Return only the number of lines holding the word "symbol".
[Begin]
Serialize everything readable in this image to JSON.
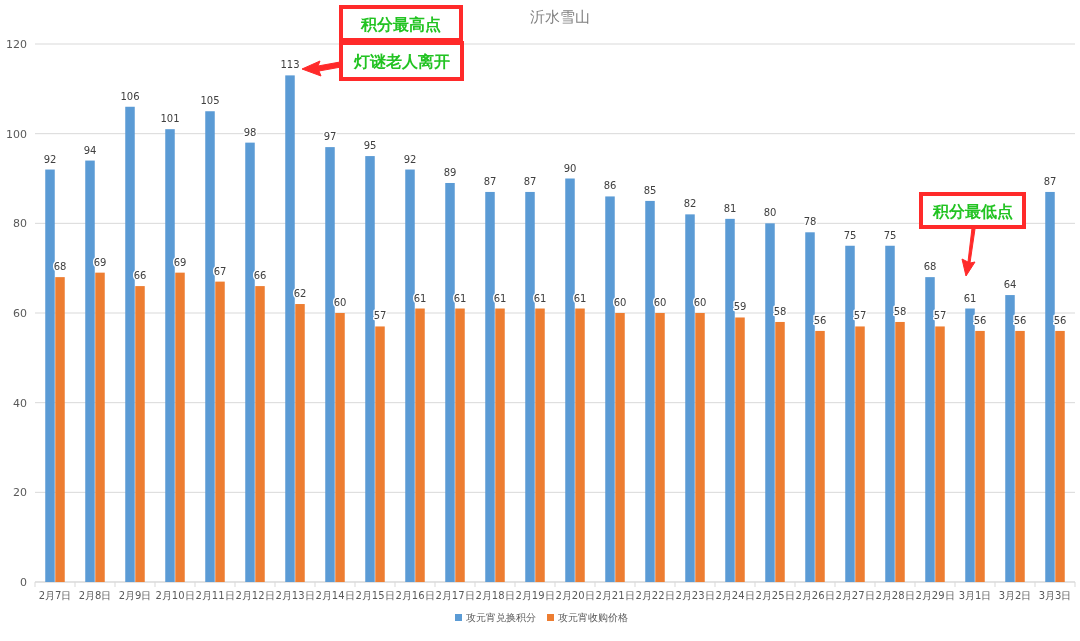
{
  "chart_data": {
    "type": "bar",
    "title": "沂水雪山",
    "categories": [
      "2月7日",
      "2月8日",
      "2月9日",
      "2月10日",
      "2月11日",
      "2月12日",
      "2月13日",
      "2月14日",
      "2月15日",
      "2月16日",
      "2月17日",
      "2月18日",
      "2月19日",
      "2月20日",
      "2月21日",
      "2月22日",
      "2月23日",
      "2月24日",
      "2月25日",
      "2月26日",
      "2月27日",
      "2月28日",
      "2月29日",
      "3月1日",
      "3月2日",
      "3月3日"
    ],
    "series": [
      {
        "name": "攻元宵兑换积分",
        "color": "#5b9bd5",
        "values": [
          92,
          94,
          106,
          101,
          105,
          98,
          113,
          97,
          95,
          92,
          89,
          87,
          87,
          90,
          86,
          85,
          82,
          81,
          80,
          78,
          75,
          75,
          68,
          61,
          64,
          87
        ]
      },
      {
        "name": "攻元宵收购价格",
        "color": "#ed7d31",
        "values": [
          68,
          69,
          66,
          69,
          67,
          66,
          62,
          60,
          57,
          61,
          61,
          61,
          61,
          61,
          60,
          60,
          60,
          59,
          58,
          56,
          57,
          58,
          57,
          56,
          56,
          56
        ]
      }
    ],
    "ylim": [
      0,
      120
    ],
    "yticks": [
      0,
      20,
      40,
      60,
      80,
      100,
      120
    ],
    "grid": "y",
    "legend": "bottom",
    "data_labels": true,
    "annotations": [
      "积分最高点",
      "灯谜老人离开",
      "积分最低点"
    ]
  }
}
[End]
[Begin]
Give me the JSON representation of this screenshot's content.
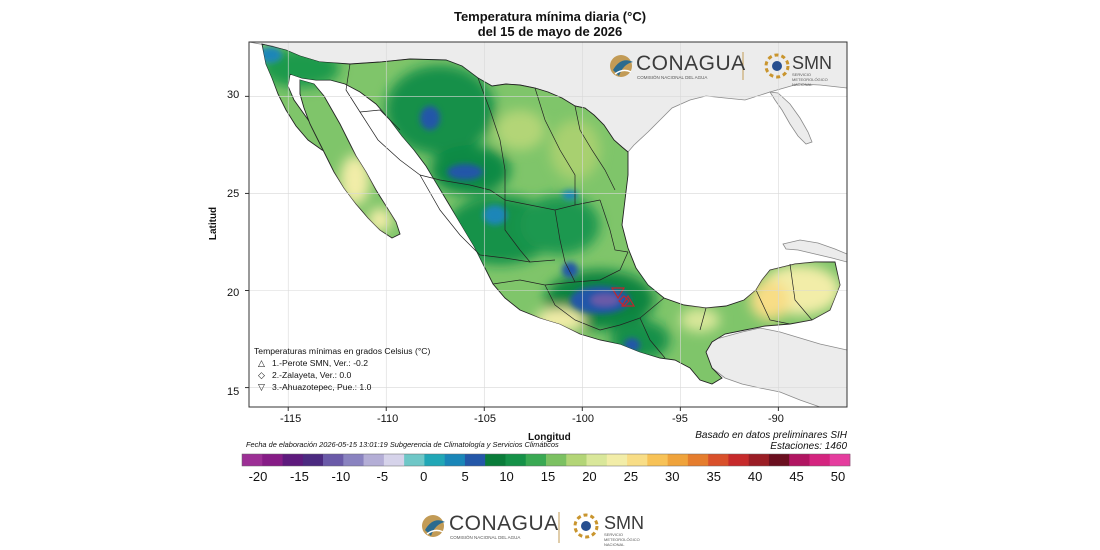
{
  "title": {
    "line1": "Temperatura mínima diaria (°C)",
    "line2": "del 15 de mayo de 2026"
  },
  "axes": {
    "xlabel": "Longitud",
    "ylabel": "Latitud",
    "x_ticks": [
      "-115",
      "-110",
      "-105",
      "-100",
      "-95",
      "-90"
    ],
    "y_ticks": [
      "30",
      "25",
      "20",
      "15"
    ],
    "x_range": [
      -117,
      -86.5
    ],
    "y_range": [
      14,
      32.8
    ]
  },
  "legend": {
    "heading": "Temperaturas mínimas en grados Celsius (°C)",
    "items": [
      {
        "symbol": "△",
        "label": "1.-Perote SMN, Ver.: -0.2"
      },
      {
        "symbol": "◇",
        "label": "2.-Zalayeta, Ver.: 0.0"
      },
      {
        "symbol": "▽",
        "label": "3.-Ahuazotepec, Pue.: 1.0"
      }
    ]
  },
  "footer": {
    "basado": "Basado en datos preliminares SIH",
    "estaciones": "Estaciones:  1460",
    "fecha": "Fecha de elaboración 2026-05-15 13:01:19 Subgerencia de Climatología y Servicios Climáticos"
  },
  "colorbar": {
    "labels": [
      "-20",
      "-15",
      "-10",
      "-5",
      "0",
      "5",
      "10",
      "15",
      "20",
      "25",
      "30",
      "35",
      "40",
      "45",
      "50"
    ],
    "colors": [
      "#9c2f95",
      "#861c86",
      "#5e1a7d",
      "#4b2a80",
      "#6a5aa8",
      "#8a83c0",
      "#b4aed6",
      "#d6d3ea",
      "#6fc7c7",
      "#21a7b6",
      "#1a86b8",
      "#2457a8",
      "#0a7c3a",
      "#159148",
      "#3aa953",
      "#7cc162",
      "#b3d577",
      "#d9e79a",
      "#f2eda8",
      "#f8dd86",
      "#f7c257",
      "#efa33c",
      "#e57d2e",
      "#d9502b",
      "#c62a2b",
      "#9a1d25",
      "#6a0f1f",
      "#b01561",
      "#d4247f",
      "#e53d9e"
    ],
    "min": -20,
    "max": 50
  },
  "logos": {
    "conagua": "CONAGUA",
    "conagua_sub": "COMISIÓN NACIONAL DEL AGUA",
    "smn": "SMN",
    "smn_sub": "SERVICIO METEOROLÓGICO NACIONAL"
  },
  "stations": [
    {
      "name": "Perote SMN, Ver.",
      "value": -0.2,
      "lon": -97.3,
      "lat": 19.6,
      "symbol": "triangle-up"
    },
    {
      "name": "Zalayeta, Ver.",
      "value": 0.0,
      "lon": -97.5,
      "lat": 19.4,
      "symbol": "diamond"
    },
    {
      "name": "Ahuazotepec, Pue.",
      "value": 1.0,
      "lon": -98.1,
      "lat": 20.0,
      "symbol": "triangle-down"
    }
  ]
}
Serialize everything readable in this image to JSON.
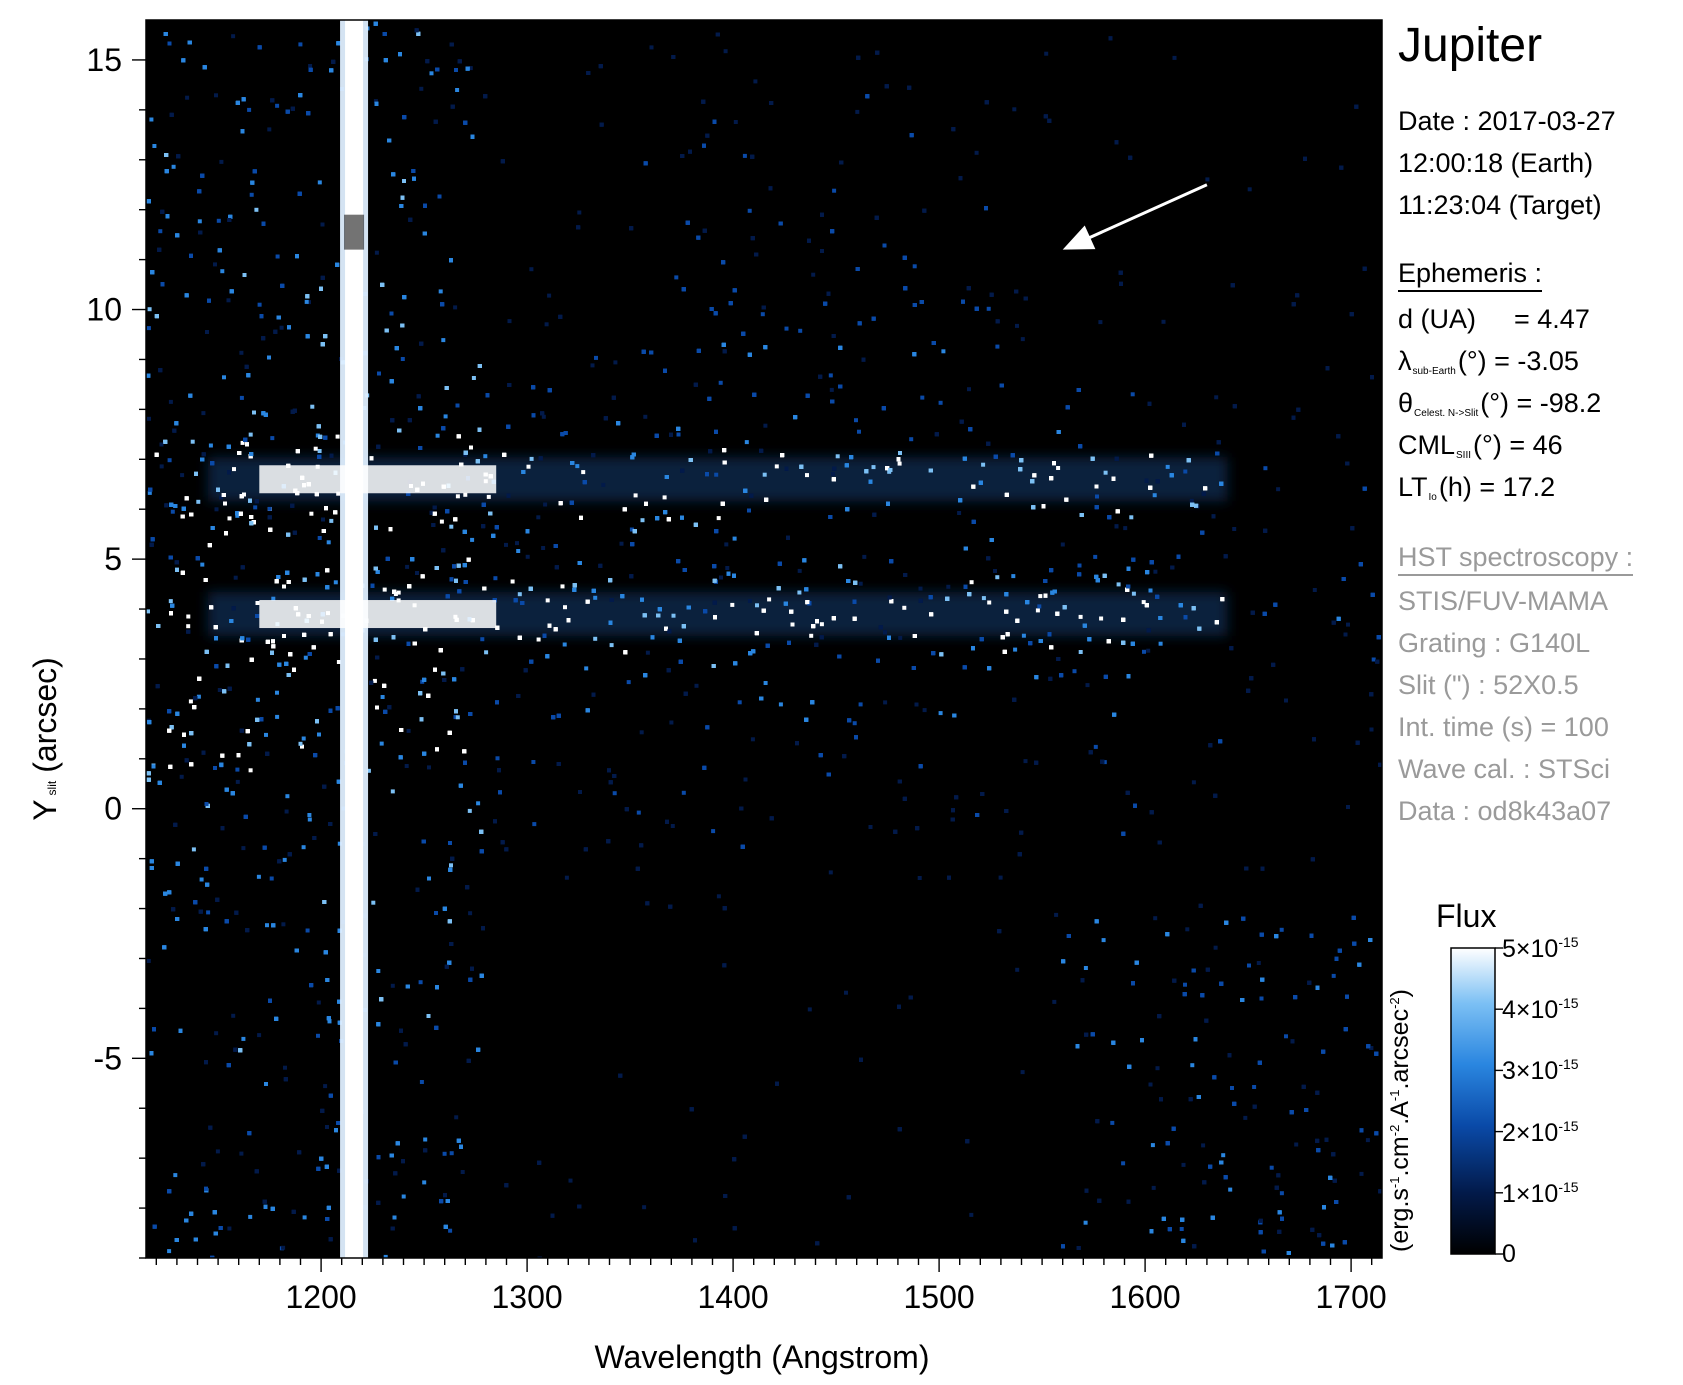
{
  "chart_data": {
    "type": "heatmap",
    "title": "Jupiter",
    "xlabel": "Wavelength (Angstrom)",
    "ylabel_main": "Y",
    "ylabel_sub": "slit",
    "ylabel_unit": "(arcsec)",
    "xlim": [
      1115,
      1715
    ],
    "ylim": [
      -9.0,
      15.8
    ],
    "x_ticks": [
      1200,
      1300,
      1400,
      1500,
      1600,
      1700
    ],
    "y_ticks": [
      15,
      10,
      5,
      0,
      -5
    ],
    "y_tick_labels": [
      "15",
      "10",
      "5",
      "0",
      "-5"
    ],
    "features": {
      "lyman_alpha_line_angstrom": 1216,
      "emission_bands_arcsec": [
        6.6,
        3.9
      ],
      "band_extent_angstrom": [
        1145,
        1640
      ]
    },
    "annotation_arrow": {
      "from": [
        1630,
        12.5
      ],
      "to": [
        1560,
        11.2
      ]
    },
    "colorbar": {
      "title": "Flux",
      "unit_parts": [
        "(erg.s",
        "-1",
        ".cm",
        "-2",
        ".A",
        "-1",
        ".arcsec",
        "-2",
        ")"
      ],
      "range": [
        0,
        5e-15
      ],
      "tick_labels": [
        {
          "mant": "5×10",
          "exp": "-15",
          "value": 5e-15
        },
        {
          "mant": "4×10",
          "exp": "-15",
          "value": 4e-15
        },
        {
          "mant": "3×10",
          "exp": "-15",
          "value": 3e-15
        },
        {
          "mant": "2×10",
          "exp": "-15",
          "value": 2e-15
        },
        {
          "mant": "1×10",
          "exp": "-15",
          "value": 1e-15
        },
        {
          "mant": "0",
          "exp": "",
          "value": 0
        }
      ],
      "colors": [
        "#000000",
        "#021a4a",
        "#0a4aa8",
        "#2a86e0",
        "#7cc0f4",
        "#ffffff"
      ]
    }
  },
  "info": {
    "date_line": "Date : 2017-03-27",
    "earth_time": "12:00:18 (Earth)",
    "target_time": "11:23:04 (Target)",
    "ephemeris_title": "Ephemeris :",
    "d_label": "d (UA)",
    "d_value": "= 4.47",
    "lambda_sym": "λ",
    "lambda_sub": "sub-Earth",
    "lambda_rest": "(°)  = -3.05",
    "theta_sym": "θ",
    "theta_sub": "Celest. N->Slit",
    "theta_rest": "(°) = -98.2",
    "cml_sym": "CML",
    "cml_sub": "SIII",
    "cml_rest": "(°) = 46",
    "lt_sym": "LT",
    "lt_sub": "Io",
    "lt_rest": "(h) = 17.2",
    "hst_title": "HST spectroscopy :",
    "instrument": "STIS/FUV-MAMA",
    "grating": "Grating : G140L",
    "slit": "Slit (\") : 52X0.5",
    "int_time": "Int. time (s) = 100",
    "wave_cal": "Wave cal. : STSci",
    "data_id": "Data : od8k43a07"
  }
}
[End]
> **THE REPLY**
6